SHORT EXERCISE
Give the number of lines containing the word "Power" and nothing more.

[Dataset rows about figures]

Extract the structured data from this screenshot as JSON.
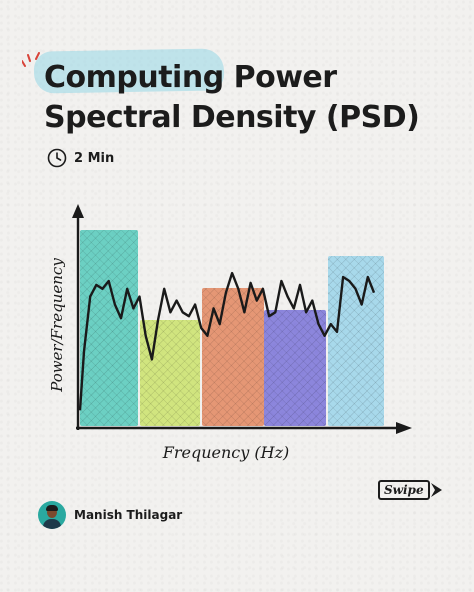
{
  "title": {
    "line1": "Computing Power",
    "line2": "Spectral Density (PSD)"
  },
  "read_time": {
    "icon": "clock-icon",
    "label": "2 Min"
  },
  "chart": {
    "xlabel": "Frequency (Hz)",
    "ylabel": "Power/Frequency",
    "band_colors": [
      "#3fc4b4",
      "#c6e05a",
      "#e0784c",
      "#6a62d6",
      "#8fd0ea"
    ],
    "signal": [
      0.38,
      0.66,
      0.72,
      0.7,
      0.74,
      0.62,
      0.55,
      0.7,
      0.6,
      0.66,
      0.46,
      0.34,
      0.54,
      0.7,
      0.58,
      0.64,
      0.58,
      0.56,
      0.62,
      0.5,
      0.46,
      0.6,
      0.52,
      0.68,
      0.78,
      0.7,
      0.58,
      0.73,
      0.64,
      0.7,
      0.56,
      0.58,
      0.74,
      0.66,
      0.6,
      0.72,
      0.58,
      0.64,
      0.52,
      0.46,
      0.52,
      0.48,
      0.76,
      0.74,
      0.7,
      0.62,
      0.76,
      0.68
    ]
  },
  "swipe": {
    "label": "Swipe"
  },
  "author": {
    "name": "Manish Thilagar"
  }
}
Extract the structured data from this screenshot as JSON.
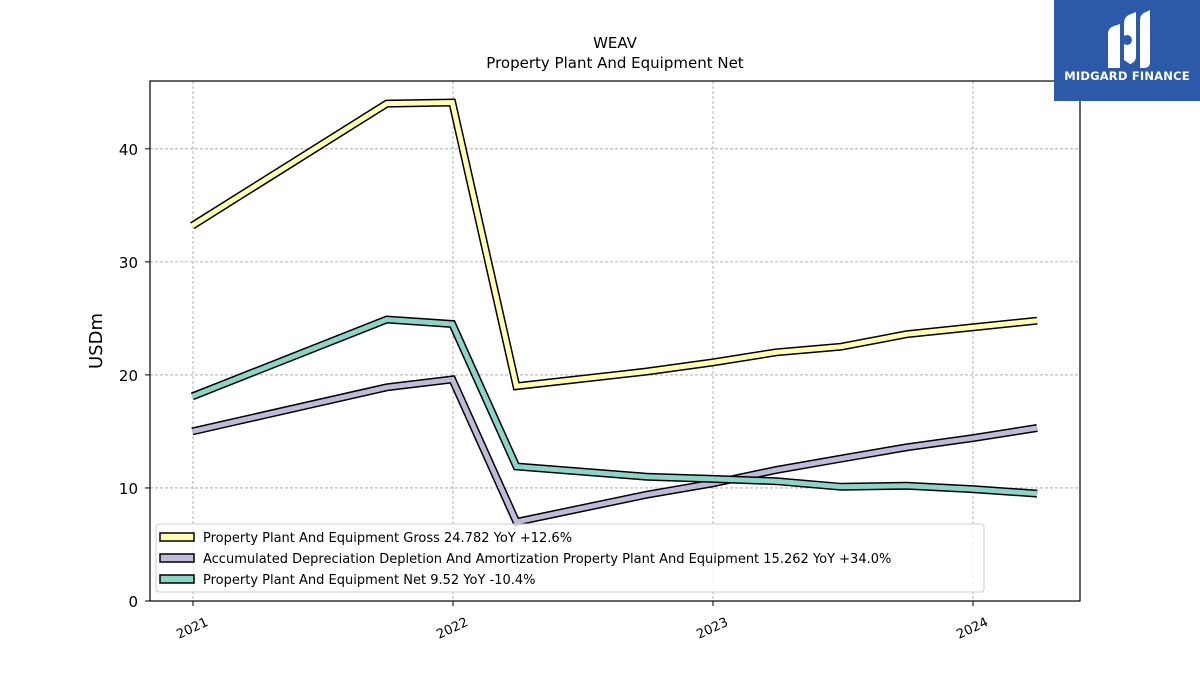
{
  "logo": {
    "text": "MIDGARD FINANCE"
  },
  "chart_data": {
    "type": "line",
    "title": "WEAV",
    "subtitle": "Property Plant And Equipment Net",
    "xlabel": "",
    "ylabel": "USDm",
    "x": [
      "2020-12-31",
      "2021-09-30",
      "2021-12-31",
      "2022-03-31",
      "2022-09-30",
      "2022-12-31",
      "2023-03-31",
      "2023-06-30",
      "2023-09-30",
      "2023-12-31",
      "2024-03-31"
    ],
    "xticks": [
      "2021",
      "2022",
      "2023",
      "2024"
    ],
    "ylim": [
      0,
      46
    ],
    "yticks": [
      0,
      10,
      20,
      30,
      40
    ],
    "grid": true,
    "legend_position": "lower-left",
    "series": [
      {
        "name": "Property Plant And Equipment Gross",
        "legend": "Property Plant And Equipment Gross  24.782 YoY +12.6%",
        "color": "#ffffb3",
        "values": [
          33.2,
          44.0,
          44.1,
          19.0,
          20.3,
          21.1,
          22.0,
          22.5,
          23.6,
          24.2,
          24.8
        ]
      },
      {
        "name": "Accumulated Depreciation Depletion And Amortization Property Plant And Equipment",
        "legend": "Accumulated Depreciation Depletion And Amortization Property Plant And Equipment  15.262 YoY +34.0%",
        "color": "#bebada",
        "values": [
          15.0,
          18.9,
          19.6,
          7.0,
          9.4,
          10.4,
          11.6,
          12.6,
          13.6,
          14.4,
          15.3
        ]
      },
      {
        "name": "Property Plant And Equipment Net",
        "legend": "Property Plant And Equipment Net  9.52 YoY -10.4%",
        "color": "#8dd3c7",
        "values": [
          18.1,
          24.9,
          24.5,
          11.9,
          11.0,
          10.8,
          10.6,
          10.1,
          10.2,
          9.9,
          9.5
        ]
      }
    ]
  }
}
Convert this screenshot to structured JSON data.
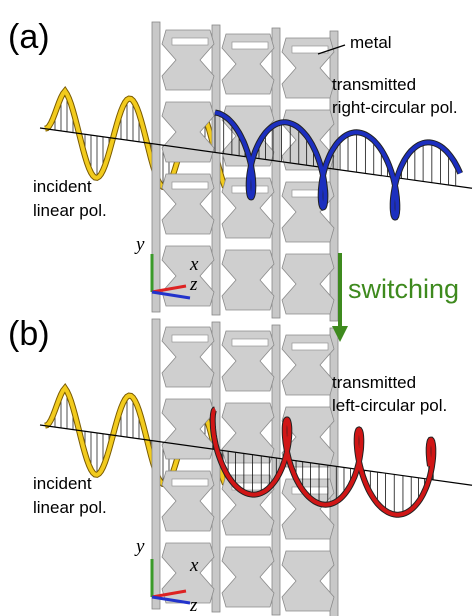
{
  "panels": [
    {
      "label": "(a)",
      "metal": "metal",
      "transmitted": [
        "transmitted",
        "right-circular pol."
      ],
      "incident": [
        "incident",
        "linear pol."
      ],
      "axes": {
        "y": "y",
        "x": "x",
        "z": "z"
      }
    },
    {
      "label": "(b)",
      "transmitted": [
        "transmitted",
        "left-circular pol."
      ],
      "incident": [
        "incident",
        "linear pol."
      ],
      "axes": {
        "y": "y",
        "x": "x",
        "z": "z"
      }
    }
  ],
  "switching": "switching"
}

EXERCISE SOLUTION
2